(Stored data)

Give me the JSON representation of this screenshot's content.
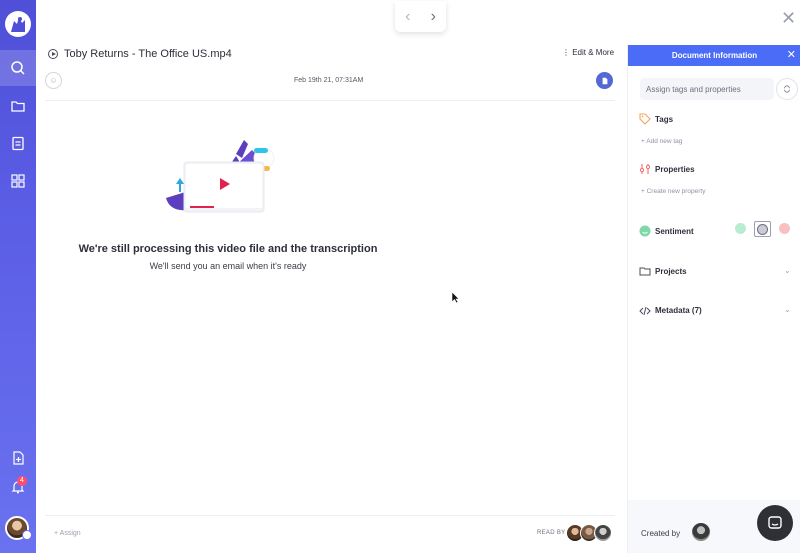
{
  "window": {
    "close_glyph": "✕"
  },
  "pager": {
    "prev_glyph": "‹",
    "next_glyph": "›"
  },
  "header": {
    "file_title": "Toby Returns - The Office US.mp4",
    "edit_more": "⋮ Edit & More",
    "date": "Feb 19th 21, 07:31AM"
  },
  "main": {
    "processing_title": "We're still processing this video file and the transcription",
    "processing_subtitle": "We'll send you an email when it's ready"
  },
  "footer": {
    "assign_label": "+ Assign",
    "read_by_label": "READ BY"
  },
  "sidebar": {
    "notification_count": "4",
    "icons": [
      "logo-icon",
      "search-icon",
      "folder-icon",
      "clipboard-icon",
      "grid-icon",
      "add-document-icon",
      "bell-icon"
    ]
  },
  "panel": {
    "title": "Document Information",
    "close_glyph": "✕",
    "tag_placeholder": "Assign tags and properties",
    "tags_label": "Tags",
    "add_tag_link": "+ Add new tag",
    "properties_label": "Properties",
    "create_property_link": "+ Create new property",
    "sentiment_label": "Sentiment",
    "projects_label": "Projects",
    "metadata_label": "Metadata (7)",
    "created_by_label": "Created by"
  },
  "colors": {
    "sidebar": "#5b5ee6",
    "accent": "#4a6cf7",
    "doc_button": "#5469d4",
    "sentiment_positive": "#7ed9a8",
    "sentiment_neutral": "#6d7080",
    "sentiment_negative": "#f26b6b",
    "chat_button": "#2f3036"
  }
}
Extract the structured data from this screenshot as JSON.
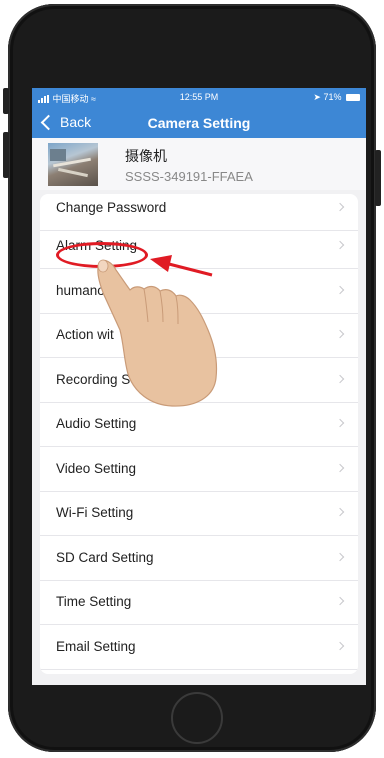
{
  "status_bar": {
    "carrier": "中国移动",
    "time": "12:55 PM",
    "battery": "71%"
  },
  "nav": {
    "back_label": "Back",
    "title": "Camera Setting"
  },
  "device": {
    "name": "摄像机",
    "id": "SSSS-349191-FFAEA"
  },
  "settings": [
    "Change Password",
    "Alarm Setting",
    "humanoi",
    "Action wit",
    "Recording Sch",
    "Audio Setting",
    "Video Setting",
    "Wi-Fi Setting",
    "SD Card Setting",
    "Time Setting",
    "Email Setting"
  ],
  "annotation": {
    "highlight_color": "#e01b24",
    "highlighted_item": "Alarm Setting"
  },
  "colors": {
    "nav_bar": "#3d87d5",
    "background": "#f1f1f3"
  }
}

* Short problem: Give the count of lines containing "this", with no added text.

* Response to the exercise: 3